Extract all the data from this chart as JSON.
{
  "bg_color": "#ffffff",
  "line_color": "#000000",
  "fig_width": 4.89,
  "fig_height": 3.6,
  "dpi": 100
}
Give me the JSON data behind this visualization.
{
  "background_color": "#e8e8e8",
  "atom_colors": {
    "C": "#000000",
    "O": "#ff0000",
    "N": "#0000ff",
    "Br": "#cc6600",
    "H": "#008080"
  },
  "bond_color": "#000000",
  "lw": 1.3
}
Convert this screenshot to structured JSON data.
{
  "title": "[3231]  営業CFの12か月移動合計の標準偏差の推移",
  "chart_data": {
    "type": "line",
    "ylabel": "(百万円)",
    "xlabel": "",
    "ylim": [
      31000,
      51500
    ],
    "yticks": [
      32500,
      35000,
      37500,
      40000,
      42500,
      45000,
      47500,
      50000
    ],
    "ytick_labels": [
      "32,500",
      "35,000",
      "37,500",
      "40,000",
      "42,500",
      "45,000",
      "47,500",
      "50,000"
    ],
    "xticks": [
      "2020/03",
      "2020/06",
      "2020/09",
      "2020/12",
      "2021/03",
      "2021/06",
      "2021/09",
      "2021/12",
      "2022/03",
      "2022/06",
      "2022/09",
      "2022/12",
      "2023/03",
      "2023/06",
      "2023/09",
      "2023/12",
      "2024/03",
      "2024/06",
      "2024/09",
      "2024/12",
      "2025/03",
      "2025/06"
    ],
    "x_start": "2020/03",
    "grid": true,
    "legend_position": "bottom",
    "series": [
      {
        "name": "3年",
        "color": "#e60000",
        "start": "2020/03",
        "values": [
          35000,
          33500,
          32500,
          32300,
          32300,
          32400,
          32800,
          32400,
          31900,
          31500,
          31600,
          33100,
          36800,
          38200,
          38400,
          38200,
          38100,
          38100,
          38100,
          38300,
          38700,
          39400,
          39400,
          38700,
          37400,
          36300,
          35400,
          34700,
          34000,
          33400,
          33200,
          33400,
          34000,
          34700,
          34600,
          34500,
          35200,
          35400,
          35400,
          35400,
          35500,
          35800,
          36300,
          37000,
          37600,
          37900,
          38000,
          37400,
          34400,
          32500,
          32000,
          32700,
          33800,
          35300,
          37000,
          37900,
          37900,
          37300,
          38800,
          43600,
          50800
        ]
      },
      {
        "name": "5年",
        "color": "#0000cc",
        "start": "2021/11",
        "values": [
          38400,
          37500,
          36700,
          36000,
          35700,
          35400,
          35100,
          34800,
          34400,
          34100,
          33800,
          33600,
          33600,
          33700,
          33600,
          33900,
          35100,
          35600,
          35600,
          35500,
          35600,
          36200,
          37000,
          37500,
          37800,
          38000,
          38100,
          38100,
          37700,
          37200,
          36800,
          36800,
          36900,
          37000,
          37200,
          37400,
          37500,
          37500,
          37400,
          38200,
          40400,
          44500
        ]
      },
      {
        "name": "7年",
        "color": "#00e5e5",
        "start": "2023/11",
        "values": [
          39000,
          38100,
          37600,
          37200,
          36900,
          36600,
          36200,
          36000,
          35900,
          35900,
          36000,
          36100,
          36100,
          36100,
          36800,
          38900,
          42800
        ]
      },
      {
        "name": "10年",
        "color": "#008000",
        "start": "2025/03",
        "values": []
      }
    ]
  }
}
====
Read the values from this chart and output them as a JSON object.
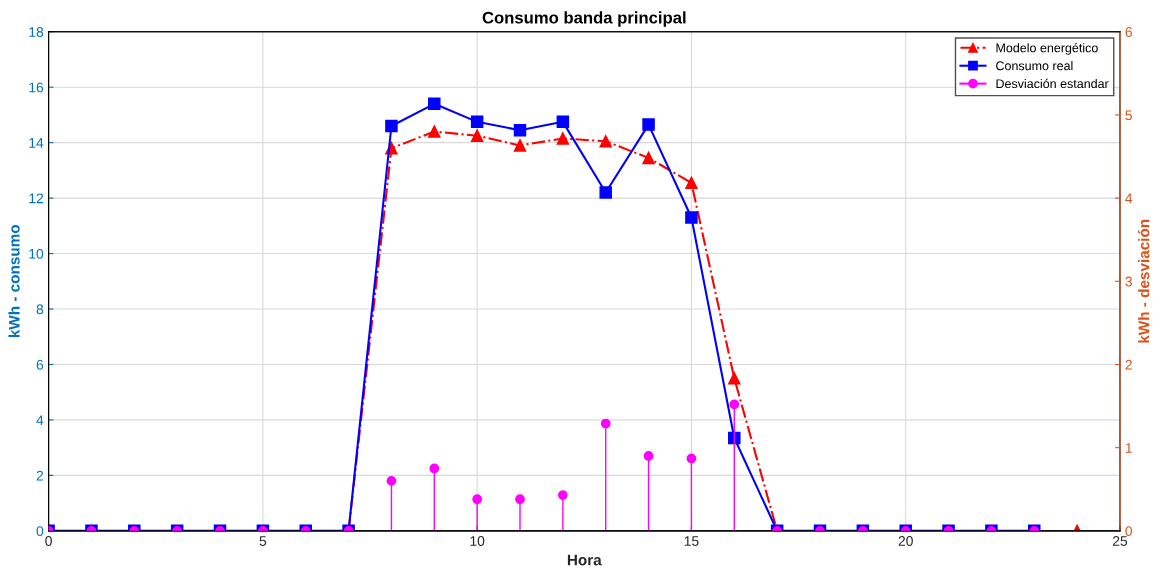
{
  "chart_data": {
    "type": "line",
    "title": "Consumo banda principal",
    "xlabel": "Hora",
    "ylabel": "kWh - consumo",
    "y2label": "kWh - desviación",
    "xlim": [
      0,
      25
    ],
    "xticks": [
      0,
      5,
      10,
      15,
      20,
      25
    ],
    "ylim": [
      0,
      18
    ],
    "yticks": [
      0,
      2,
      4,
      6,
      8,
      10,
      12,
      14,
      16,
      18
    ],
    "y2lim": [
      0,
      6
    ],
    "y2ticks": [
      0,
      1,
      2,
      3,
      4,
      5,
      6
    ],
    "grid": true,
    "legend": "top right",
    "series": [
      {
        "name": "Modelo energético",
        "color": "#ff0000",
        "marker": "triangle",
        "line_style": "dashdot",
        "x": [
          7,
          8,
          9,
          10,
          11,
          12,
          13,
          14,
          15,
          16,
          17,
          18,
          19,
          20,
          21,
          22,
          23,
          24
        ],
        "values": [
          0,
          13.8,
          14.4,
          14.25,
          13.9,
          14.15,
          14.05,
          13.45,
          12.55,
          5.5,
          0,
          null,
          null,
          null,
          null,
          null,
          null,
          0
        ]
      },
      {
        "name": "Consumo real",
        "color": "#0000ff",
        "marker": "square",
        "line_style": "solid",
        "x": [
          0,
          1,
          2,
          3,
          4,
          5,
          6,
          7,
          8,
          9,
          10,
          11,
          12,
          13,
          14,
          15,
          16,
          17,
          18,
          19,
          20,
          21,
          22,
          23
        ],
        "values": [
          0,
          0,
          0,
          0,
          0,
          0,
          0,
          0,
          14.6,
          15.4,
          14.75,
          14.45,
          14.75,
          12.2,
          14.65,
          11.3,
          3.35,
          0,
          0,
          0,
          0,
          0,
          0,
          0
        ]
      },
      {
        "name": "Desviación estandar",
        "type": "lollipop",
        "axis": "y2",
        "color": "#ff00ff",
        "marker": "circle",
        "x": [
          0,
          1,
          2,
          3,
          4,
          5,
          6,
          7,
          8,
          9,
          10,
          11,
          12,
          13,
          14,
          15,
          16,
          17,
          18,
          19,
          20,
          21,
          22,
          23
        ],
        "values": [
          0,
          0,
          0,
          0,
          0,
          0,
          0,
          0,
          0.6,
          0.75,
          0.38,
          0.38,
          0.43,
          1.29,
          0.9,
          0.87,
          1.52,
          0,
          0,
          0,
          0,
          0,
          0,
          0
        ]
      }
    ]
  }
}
====
> **TASK TO COMPLETE**:
Locate all lines holding the word "title", then copy them out.

> **COMPLETED TASK**:
  "title": "[3231]  営業CFの12か月移動合計の標準偏差の推移",
    "title": "Consumo banda principal",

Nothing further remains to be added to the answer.